## start Listed records

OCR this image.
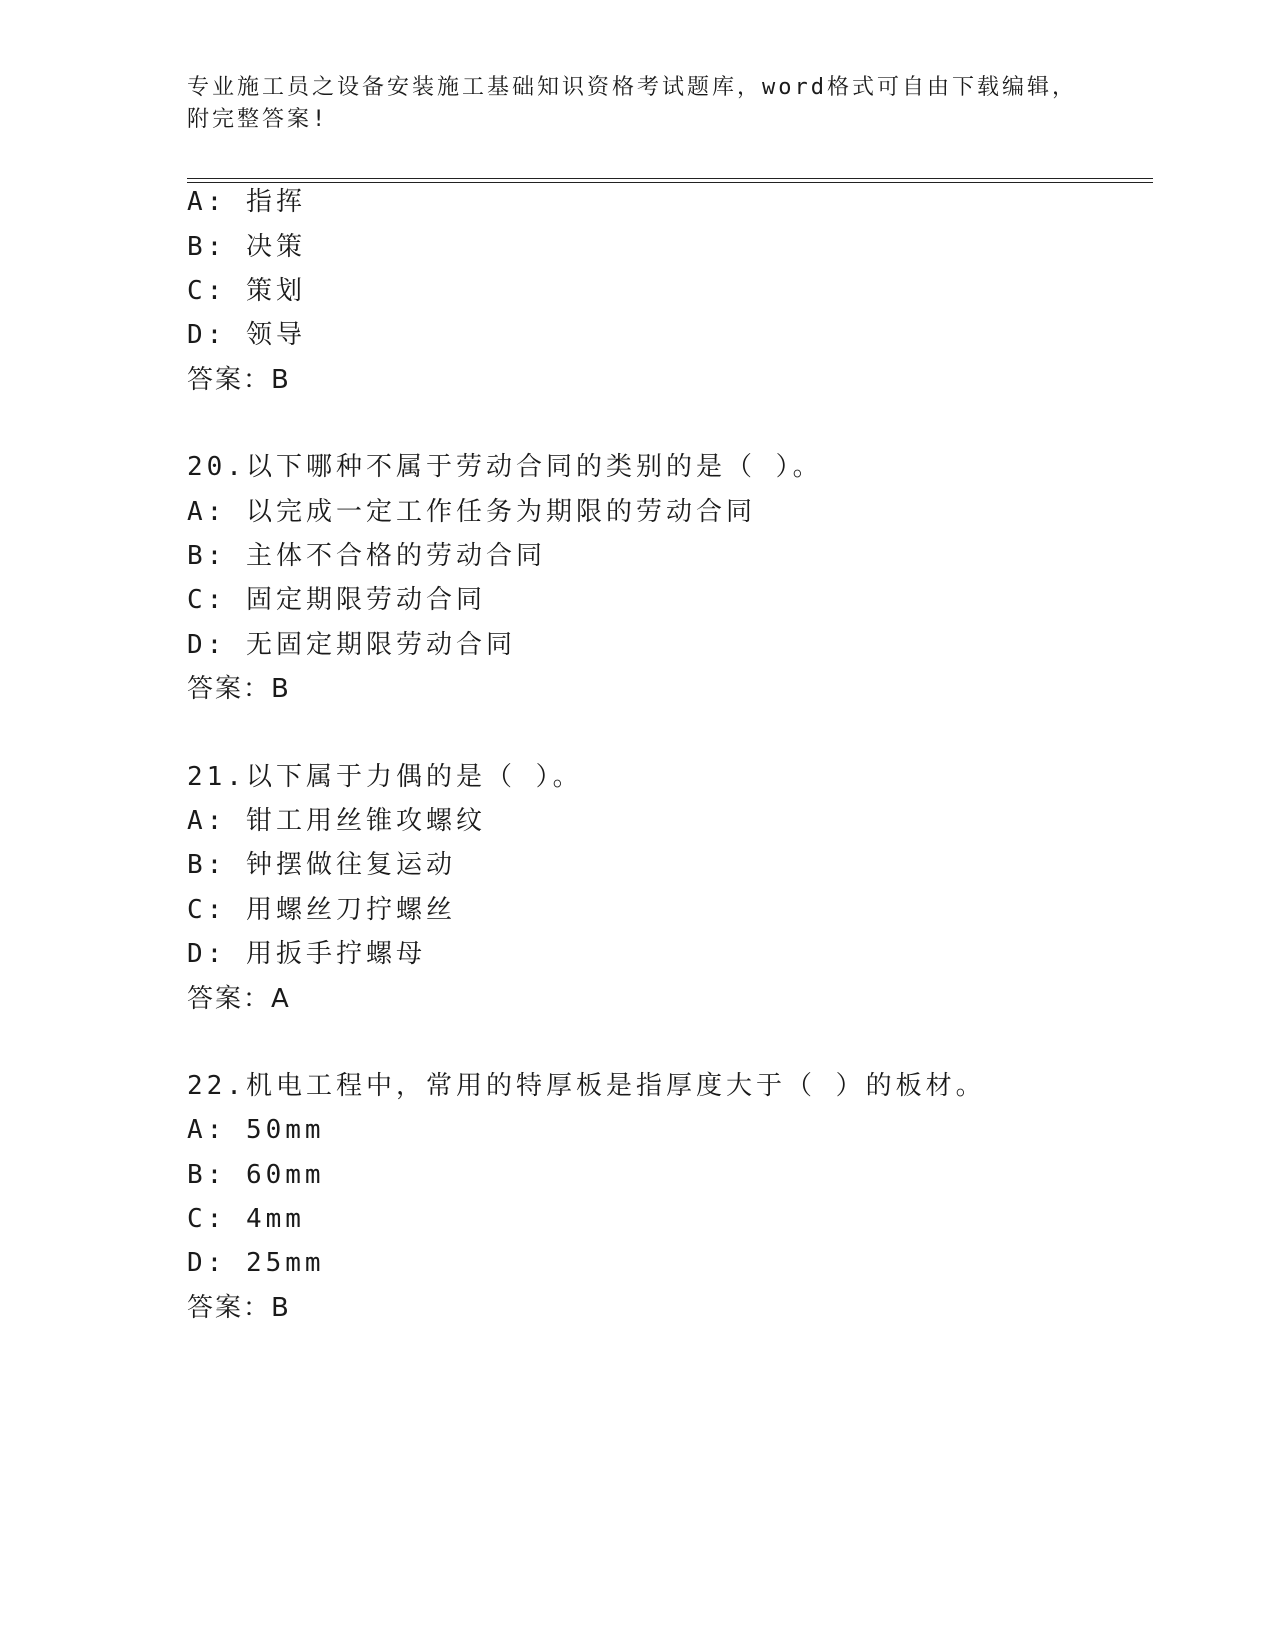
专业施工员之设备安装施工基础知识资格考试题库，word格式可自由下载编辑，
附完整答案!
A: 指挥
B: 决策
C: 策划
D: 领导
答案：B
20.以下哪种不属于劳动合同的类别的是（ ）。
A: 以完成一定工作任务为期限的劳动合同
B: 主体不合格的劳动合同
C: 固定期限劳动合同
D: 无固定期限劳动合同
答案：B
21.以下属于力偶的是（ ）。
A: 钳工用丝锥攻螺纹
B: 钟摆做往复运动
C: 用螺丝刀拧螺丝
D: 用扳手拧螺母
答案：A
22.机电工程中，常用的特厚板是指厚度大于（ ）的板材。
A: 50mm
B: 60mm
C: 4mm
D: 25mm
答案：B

## end Listed records

What this task involves:
Keep the pictures out and write out the records exactly.

Answer to this task:
OCR this image.
专业施工员之设备安装施工基础知识资格考试题库，word格式可自由下载编辑，
附完整答案!
A: 指挥
B: 决策
C: 策划
D: 领导
答案：B
20.以下哪种不属于劳动合同的类别的是（ ）。
A: 以完成一定工作任务为期限的劳动合同
B: 主体不合格的劳动合同
C: 固定期限劳动合同
D: 无固定期限劳动合同
答案：B
21.以下属于力偶的是（ ）。
A: 钳工用丝锥攻螺纹
B: 钟摆做往复运动
C: 用螺丝刀拧螺丝
D: 用扳手拧螺母
答案：A
22.机电工程中，常用的特厚板是指厚度大于（ ）的板材。
A: 50mm
B: 60mm
C: 4mm
D: 25mm
答案：B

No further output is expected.